● Brief
Leave out the pictures and restate the rest of the data exactly.

● Listed records
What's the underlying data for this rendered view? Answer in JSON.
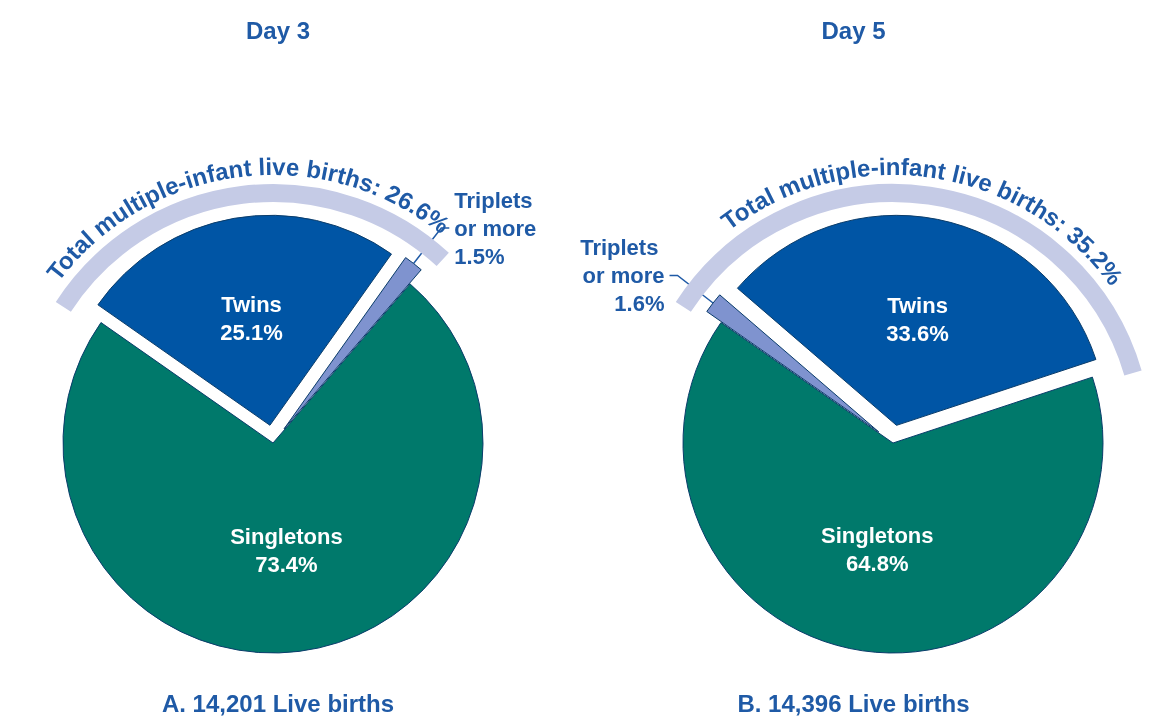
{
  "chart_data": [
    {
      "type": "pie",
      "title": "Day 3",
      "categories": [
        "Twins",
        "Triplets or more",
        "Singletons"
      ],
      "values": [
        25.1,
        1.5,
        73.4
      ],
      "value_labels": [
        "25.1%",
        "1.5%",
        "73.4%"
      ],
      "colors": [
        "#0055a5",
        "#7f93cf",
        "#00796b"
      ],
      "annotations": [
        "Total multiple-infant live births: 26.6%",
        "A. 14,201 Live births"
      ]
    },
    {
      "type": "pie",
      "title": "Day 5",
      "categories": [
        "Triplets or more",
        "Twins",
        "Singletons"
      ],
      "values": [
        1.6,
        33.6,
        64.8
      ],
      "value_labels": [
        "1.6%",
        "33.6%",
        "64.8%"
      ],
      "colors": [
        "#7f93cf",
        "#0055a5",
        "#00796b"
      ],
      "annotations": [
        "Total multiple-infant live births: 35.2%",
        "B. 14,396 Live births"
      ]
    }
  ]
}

● Result
What's the underlying data for this rendered view? Answer in JSON.
{
  "chart_data": [
    {
      "type": "pie",
      "title": "Day 3",
      "categories": [
        "Twins",
        "Triplets or more",
        "Singletons"
      ],
      "values": [
        25.1,
        1.5,
        73.4
      ],
      "value_labels": [
        "25.1%",
        "1.5%",
        "73.4%"
      ],
      "colors": [
        "#0055a5",
        "#7f93cf",
        "#00796b"
      ],
      "annotations": [
        "Total multiple-infant live births: 26.6%",
        "A. 14,201 Live births"
      ]
    },
    {
      "type": "pie",
      "title": "Day 5",
      "categories": [
        "Triplets or more",
        "Twins",
        "Singletons"
      ],
      "values": [
        1.6,
        33.6,
        64.8
      ],
      "value_labels": [
        "1.6%",
        "33.6%",
        "64.8%"
      ],
      "colors": [
        "#7f93cf",
        "#0055a5",
        "#00796b"
      ],
      "annotations": [
        "Total multiple-infant live births: 35.2%",
        "B. 14,396 Live births"
      ]
    }
  ]
}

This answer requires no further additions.